**To be done**
Determine the number of lines that have the string "title" in them, and give only that number.

(Structured figure records)
———
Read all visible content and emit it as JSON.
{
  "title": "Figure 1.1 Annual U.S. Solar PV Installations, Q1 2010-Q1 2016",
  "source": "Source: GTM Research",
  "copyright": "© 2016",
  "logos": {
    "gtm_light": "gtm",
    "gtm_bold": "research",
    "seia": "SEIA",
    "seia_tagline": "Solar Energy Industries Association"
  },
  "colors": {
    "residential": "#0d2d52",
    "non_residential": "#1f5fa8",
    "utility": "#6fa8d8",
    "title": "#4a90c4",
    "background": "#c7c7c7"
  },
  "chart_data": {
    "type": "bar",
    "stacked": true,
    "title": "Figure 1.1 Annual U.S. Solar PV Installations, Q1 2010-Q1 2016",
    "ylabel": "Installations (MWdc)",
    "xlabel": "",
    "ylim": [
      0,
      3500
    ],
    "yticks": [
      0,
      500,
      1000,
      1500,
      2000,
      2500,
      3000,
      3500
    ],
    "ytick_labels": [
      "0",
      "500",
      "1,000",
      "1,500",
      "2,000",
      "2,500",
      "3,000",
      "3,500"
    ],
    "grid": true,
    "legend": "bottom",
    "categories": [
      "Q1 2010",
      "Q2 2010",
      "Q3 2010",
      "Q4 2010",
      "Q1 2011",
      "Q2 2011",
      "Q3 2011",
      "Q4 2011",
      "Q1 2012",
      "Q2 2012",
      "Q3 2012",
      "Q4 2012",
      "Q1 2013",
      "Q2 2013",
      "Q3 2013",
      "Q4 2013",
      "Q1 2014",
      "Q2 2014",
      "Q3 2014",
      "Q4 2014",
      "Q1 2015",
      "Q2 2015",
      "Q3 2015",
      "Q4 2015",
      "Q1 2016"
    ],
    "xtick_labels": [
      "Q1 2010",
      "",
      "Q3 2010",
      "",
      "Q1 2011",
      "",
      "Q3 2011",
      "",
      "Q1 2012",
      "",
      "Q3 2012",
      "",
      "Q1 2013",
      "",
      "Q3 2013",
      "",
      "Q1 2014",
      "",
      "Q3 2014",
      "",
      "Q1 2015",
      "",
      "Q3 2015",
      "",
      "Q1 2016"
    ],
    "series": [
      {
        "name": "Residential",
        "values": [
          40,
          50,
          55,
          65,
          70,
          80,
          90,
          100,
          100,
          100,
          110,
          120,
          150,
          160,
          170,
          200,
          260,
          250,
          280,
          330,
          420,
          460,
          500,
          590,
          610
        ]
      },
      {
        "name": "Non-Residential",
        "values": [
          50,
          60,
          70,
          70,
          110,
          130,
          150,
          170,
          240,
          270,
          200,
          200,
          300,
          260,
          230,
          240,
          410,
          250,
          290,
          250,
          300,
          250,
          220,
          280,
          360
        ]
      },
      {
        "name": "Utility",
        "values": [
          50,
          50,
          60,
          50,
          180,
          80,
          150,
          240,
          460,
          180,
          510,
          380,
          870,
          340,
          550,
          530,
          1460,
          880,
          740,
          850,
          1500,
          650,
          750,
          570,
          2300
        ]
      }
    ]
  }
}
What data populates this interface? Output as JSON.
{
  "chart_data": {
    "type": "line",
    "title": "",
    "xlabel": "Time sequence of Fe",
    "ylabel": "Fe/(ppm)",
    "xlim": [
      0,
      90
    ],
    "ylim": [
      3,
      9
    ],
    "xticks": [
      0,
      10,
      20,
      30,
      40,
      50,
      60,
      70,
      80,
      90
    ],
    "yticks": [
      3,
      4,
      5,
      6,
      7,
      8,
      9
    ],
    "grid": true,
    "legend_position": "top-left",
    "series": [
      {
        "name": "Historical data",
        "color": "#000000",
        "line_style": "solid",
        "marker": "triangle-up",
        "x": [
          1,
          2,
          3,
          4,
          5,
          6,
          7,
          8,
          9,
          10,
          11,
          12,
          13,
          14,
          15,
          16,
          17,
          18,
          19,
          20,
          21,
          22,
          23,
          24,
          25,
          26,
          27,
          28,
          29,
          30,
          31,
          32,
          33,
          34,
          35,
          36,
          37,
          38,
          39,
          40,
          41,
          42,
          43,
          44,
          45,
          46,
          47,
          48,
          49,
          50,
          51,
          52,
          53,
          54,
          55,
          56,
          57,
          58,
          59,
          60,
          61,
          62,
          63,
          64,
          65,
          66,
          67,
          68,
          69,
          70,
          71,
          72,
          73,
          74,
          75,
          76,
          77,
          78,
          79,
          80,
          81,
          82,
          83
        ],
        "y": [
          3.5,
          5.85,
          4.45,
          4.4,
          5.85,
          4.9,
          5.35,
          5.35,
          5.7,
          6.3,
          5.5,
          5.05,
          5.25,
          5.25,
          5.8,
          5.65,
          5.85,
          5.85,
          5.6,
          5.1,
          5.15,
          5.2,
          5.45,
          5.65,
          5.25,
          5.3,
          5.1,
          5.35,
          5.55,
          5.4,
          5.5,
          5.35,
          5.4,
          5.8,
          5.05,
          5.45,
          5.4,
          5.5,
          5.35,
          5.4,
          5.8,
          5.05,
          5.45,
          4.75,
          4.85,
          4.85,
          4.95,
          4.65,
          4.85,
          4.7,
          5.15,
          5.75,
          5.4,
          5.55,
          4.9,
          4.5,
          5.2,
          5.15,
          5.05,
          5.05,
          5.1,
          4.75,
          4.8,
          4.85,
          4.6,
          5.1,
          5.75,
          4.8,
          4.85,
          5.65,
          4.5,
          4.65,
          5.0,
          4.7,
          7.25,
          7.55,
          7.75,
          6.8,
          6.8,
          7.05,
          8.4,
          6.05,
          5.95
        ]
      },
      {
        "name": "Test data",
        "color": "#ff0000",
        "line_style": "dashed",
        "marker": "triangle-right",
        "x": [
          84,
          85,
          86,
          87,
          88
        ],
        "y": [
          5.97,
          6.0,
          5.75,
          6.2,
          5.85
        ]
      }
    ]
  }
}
———
**Response to this task**
4